Entries from a dataset
-=-=-=-=-

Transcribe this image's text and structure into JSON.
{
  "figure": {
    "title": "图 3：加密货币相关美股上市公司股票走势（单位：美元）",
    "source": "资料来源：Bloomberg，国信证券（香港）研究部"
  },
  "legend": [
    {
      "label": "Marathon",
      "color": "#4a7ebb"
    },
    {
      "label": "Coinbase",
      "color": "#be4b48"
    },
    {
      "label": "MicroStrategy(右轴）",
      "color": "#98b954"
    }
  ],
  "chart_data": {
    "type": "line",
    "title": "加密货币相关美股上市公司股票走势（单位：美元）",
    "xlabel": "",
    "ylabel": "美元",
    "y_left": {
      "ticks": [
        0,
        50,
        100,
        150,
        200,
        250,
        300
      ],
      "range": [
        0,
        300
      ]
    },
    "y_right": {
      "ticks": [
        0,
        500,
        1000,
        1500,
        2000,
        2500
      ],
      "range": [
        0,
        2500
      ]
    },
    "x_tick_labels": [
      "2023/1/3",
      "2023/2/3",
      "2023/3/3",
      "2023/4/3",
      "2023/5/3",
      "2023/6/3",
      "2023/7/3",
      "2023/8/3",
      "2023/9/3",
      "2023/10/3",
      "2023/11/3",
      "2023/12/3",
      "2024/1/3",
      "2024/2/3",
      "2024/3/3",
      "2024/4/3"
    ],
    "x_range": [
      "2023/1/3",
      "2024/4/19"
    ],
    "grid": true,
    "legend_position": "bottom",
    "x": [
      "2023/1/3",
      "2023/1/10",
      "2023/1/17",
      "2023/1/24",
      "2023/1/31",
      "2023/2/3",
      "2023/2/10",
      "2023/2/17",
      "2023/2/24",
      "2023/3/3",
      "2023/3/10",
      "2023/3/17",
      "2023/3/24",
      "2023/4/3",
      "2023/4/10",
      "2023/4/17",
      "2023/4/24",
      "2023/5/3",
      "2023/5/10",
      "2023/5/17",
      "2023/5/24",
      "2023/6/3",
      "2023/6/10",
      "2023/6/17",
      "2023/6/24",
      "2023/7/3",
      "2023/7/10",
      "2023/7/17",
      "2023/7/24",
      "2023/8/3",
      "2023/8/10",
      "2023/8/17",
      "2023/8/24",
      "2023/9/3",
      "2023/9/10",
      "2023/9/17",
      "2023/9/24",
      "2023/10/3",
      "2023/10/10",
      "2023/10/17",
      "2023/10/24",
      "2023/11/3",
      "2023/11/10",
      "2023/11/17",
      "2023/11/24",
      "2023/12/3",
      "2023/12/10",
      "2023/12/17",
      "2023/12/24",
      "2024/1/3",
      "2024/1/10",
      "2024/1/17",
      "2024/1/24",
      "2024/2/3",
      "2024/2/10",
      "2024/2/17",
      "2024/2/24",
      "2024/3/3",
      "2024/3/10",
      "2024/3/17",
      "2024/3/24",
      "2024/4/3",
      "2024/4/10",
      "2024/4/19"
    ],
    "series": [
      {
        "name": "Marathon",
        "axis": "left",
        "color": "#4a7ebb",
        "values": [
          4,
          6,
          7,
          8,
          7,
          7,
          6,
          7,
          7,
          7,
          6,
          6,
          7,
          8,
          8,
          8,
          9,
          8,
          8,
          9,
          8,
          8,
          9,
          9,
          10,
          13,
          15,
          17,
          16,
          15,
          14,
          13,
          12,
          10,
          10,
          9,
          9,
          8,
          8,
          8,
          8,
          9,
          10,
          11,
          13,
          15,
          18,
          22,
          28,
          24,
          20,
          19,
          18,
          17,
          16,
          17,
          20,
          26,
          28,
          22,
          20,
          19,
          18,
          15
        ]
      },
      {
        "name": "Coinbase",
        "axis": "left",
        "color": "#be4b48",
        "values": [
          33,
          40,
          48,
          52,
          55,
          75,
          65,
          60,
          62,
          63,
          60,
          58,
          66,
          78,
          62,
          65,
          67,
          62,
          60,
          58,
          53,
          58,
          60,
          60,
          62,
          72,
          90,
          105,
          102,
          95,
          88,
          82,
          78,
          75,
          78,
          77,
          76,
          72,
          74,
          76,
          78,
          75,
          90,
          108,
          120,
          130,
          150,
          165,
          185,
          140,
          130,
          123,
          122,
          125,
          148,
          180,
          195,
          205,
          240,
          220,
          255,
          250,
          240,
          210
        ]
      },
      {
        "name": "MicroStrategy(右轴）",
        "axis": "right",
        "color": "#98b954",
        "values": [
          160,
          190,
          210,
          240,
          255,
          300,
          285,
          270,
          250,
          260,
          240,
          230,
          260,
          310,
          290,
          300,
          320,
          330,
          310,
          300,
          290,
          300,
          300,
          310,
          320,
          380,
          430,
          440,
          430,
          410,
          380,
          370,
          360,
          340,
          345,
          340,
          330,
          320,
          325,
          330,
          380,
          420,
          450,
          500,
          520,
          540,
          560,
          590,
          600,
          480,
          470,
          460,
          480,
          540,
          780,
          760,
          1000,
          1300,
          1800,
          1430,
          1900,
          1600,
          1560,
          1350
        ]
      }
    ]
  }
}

-=-=-=-=-

Stated problem>
Pick out every line above that holds the word "title" and copy it.

Complete answer>
    "title": "图 3：加密货币相关美股上市公司股票走势（单位：美元）",
    "title": "加密货币相关美股上市公司股票走势（单位：美元）",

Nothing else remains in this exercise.